— start of DATA PROVIDED —
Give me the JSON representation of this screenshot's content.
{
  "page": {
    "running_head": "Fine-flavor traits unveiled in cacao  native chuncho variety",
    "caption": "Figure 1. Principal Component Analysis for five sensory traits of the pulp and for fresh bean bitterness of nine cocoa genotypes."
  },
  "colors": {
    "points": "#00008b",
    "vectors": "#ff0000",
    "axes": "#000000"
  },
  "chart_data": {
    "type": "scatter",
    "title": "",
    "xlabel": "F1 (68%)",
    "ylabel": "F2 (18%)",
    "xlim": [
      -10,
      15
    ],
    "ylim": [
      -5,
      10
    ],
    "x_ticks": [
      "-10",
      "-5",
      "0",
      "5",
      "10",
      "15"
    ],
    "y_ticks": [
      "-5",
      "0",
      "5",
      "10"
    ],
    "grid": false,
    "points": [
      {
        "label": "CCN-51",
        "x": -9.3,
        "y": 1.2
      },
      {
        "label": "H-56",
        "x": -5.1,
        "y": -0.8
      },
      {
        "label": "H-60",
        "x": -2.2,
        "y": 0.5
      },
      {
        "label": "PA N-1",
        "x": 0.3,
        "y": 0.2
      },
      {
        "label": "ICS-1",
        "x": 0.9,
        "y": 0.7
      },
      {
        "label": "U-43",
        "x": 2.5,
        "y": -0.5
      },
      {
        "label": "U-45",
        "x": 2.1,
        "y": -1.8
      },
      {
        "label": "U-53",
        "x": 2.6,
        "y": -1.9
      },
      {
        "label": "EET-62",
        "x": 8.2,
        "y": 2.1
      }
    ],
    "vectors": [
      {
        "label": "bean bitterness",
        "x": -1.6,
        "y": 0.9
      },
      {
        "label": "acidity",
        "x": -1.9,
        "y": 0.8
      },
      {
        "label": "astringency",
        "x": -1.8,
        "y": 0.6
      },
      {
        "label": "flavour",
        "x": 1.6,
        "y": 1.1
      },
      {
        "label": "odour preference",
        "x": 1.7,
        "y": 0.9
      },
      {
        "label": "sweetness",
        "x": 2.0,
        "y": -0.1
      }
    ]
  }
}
— end of DATA PROVIDED —
● **REQUIREMENT**
Look for the word "traits" in every line of the listing and copy the lines that have it.

● **SOLUTION**
    "running_head": "Fine-flavor traits unveiled in cacao  native chuncho variety",
    "caption": "Figure 1. Principal Component Analysis for five sensory traits of the pulp and for fresh bean bitterness of nine cocoa genotypes."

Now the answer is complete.